Stored dataset items

────────

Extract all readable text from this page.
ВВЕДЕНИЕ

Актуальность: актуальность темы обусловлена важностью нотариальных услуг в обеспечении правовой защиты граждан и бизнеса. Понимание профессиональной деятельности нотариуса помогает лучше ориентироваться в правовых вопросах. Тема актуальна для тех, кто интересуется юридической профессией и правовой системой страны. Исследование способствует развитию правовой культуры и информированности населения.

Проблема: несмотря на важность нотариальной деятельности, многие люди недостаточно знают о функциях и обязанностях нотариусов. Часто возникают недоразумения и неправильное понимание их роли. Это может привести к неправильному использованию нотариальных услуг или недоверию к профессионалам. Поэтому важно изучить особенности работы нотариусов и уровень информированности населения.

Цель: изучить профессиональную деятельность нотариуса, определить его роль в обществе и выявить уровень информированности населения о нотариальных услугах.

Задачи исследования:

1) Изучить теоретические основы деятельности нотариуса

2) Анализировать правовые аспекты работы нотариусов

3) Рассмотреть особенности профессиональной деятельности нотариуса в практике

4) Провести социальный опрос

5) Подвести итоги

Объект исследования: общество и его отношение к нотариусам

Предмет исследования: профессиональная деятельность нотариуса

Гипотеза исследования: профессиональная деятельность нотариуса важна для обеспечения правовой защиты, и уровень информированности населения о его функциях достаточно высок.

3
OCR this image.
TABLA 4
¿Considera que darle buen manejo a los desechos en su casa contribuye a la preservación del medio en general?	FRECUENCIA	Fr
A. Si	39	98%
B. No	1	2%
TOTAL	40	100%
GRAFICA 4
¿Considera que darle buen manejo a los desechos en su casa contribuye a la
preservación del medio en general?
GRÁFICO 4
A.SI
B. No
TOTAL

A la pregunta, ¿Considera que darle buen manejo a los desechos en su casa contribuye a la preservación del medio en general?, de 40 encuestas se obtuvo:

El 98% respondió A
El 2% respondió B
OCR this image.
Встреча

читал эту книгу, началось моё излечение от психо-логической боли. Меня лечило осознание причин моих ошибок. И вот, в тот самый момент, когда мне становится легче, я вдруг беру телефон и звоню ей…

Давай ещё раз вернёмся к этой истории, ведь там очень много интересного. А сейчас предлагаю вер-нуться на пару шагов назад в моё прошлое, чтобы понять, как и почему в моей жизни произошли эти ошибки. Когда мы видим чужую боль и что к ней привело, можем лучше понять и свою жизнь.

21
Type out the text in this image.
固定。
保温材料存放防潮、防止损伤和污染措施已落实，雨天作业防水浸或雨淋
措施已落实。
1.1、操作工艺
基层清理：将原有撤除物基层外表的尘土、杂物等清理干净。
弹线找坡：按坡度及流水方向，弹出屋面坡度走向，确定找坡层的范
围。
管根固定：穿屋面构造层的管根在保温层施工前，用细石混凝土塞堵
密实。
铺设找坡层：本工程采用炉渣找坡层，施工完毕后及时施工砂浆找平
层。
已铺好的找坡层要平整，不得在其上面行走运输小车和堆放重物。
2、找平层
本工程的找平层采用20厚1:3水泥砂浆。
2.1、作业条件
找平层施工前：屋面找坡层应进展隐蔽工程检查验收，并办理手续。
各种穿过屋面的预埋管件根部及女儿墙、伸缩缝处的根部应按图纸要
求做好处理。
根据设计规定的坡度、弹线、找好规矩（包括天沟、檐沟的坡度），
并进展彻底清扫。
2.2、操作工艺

────────

## What is needed
Extract the full listing and reproduce each line exactly.

## Exercise solution
Extract all readable text from this page.
ВВЕДЕНИЕ

Актуальность: актуальность темы обусловлена важностью нотариальных услуг в обеспечении правовой защиты граждан и бизнеса. Понимание профессиональной деятельности нотариуса помогает лучше ориентироваться в правовых вопросах. Тема актуальна для тех, кто интересуется юридической профессией и правовой системой страны. Исследование способствует развитию правовой культуры и информированности населения.

Проблема: несмотря на важность нотариальной деятельности, многие люди недостаточно знают о функциях и обязанностях нотариусов. Часто возникают недоразумения и неправильное понимание их роли. Это может привести к неправильному использованию нотариальных услуг или недоверию к профессионалам. Поэтому важно изучить особенности работы нотариусов и уровень информированности населения.

Цель: изучить профессиональную деятельность нотариуса, определить его роль в обществе и выявить уровень информированности населения о нотариальных услугах.

Задачи исследования:

1) Изучить теоретические основы деятельности нотариуса

2) Анализировать правовые аспекты работы нотариусов

3) Рассмотреть особенности профессиональной деятельности нотариуса в практике

4) Провести социальный опрос

5) Подвести итоги

Объект исследования: общество и его отношение к нотариусам

Предмет исследования: профессиональная деятельность нотариуса

Гипотеза исследования: профессиональная деятельность нотариуса важна для обеспечения правовой защиты, и уровень информированности населения о его функциях достаточно высок.

3
OCR this image.
TABLA 4
¿Considera que darle buen manejo a los desechos en su casa contribuye a la preservación del medio en general?	FRECUENCIA	Fr
A. Si	39	98%
B. No	1	2%
TOTAL	40	100%
GRAFICA 4
¿Considera que darle buen manejo a los desechos en su casa contribuye a la
preservación del medio en general?
GRÁFICO 4
A.SI
B. No
TOTAL

A la pregunta, ¿Considera que darle buen manejo a los desechos en su casa contribuye a la preservación del medio en general?, de 40 encuestas se obtuvo:

El 98% respondió A
El 2% respondió B
OCR this image.
Встреча

читал эту книгу, началось моё излечение от психо-логической боли. Меня лечило осознание причин моих ошибок. И вот, в тот самый момент, когда мне становится легче, я вдруг беру телефон и звоню ей…

Давай ещё раз вернёмся к этой истории, ведь там очень много интересного. А сейчас предлагаю вер-нуться на пару шагов назад в моё прошлое, чтобы понять, как и почему в моей жизни произошли эти ошибки. Когда мы видим чужую боль и что к ней привело, можем лучше понять и свою жизнь.

21
Type out the text in this image.
固定。
保温材料存放防潮、防止损伤和污染措施已落实，雨天作业防水浸或雨淋
措施已落实。
1.1、操作工艺
基层清理：将原有撤除物基层外表的尘土、杂物等清理干净。
弹线找坡：按坡度及流水方向，弹出屋面坡度走向，确定找坡层的范
围。
管根固定：穿屋面构造层的管根在保温层施工前，用细石混凝土塞堵
密实。
铺设找坡层：本工程采用炉渣找坡层，施工完毕后及时施工砂浆找平
层。
已铺好的找坡层要平整，不得在其上面行走运输小车和堆放重物。
2、找平层
本工程的找平层采用20厚1:3水泥砂浆。
2.1、作业条件
找平层施工前：屋面找坡层应进展隐蔽工程检查验收，并办理手续。
各种穿过屋面的预埋管件根部及女儿墙、伸缩缝处的根部应按图纸要
求做好处理。
根据设计规定的坡度、弹线、找好规矩（包括天沟、檐沟的坡度），
并进展彻底清扫。
2.2、操作工艺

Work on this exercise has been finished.